Industrial I/O subsystem, the home of Linux sensors, as Daniel Baluta rightly calls it, provides software support for sensors, ADCs, DACs, clock generators, etc. under the Linux kernel tree. The increasing demand for consolidation due to the bloom in fields of Internet of Things (IoT) and the Automotive industry requires increased efforts to provide kernel support for novel devices being manufactured at pace; this project, a small step in the similar direction, aims to implement an IIO driver for Analog Devices, Inc.’s (ADI) ADXRS290 gyroscope with support of IIO channels, buffers and triggers for both its pitch and roll axes.

The ultimate goal is to:

  • merge ADXRS290's compatible driver upstream to ADI's kernel tree
  • deliver corresponding ABI documentation
  • implement device-tree bindings for ADXRS290 in YAML
  • exhibit a working example with the evaluation board on Raspberry Pi 3B, utilizing the SPI protocol.

Accomplishments

  • Effective direct-mode single-shot data access of raw angular rate data (both roll and pitch axes) and temperature data from userspace by exposing attribute files under the sysfs filesystem of the Linux kernel. This was achieved by shaping up features of IIO channels (i/p or o/p type, raw or processed data, scale and offset to convert to processed data, etc.) and borrowing APIs constructed in the SPI subsystem to initiate the interface between RPi's SPI master and ADXRS290.
  • Disclosed device attributes to hint conversion scheme of the raw data to their appropriate units as defined in the kernel's sysfs ABI (Application Binary Interface), for both angular rate and temperature data. For angular rate, the desired unit is radians/sec and milli degree Celsius for temperature data.

=-=-=

Given request 1:
From the ADXRS290 driver text, list each item given under "The ultimate goal is to:".
Given request 2:
Pick up the ADXRS290 driver text after its final sentence and continue writing it.

=-=-=

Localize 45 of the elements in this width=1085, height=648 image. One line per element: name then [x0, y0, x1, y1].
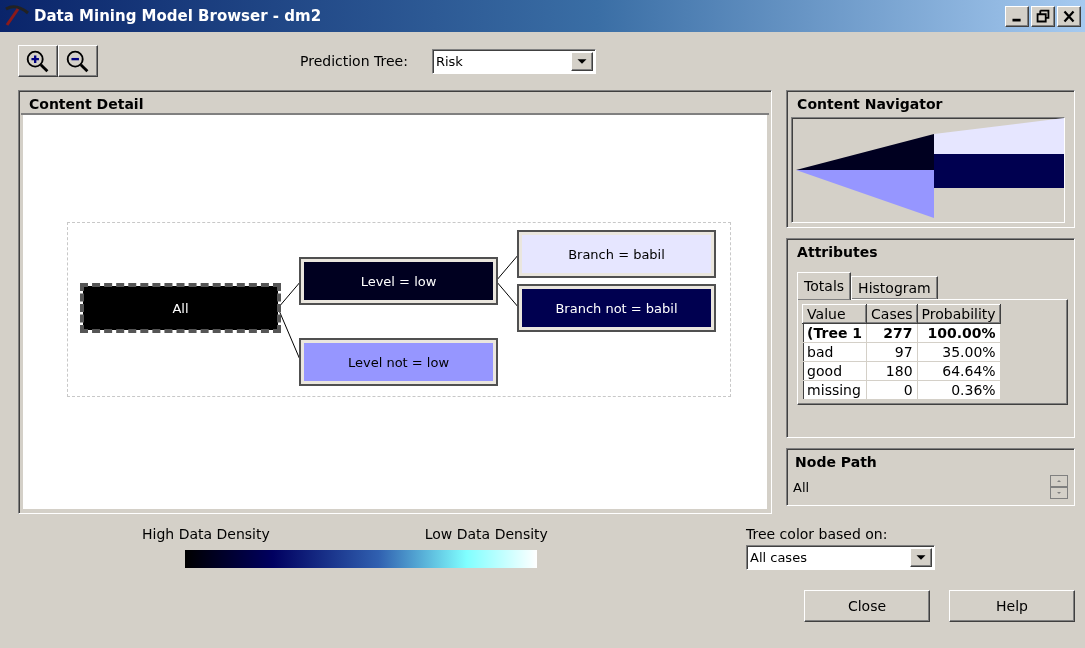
panel-title: Node Path	[794, 453, 878, 472]
prediction-tree-label: Prediction Tree:	[300, 53, 408, 69]
close-icon[interactable]	[1057, 5, 1081, 27]
tab[interactable]: Histogram	[851, 276, 938, 299]
table-cell: 277	[866, 323, 918, 343]
pickaxe-icon	[4, 5, 30, 27]
minimize-icon[interactable]	[1005, 5, 1029, 27]
zoom-in-icon[interactable]	[18, 45, 58, 77]
column-header[interactable]: Value	[802, 304, 867, 324]
table-cell: bad	[802, 342, 867, 362]
table-cell: 0	[866, 380, 918, 400]
tree-node[interactable]: Level = low	[301, 259, 496, 303]
table-cell: 0.36%	[917, 380, 1001, 400]
table-cell: 64.64%	[917, 361, 1001, 381]
tree-color-dropdown[interactable]: All cases	[746, 545, 935, 570]
prediction-tree-dropdown[interactable]: Risk	[431, 48, 596, 74]
window-title: Data Mining Model Browser - dm2	[34, 7, 323, 25]
tree-node[interactable]: Level not = low	[301, 340, 496, 384]
tree-color-label: Tree color based on:	[746, 526, 889, 542]
table-cell: (Tree 1	[802, 323, 867, 343]
table-cell: missing	[802, 380, 867, 400]
tree-node[interactable]: Branch not = babil	[519, 286, 714, 330]
restore-icon[interactable]	[1031, 5, 1055, 27]
zoom-out-icon[interactable]	[58, 45, 98, 77]
table-cell: good	[802, 361, 867, 381]
dialog-button[interactable]: Close	[804, 590, 930, 622]
column-header[interactable]: Cases	[866, 304, 918, 324]
node-path-value: All	[793, 479, 810, 495]
panel-title: Content Navigator	[796, 95, 944, 114]
connector-line	[495, 253, 520, 282]
column-header[interactable]: Probability	[917, 304, 1001, 324]
tab[interactable]: Totals	[797, 272, 852, 300]
legend-label: High Data Density	[142, 526, 270, 542]
navigator-drawing[interactable]	[791, 117, 1066, 223]
dialog-button[interactable]: Help	[949, 590, 1075, 622]
tree-node[interactable]: All	[83, 286, 278, 330]
table-cell: 35.00%	[917, 342, 1001, 362]
table-cell: 97	[866, 342, 918, 362]
table-cell: 180	[866, 361, 918, 381]
panel-title: Attributes	[796, 243, 879, 262]
table-cell: 100.00%	[917, 323, 1001, 343]
spinner-icon[interactable]	[1050, 475, 1068, 499]
connector-line	[495, 280, 520, 309]
legend-label: Low Data Density	[424, 526, 548, 542]
tree-node[interactable]: Branch = babil	[519, 232, 714, 276]
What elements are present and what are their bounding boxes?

=-=-=

Final result 1:
- Merge ADXRS290's compatible driver upstream to ADI's kernel tree
- Deliver corresponding ABI documentation
- Implement device-tree bindings for ADXRS290 in YAML
- Exhibit a working example with the evaluation board on Raspberry Pi 3B, utilizing the SPI protocol

Final result 2:
  • The band-pass filter in ADXRS290 is made configurable from the userspace by writing to certain sysfs attribute files which introduce the interface to program the 3db cut-off frequencies for both the low-pass and high-pass filters in ADXRS290.
  • Implemented kernel (software) buffer support based on kfifo which was configured to store data for x-axis angular rate, y-axis angular rate, temperature and time-stamp. The buffer is available in the userspace by a character device interface in the devfs filesystem which uses the said configuration (storage size, endianness, shift) to present the data capture appropriately. These buffers can also be "exported" to other kernel drivers which are consumers of this device's IIO channels, however a strong case for the consumers of this gyroscope data is not made yet.
  • The IIO buffers' data capture was tetsed by software-based triggers which signal when to push data into the buffers. Both such software-based triggers were tested for continuous data capture - sysfs-trig (triggers a data poll from userspace when signaled by the user by writing to a attribute file) and hrtimer (polls data into the buffer by facilitating a high resolution timer with configurable sampling frequency).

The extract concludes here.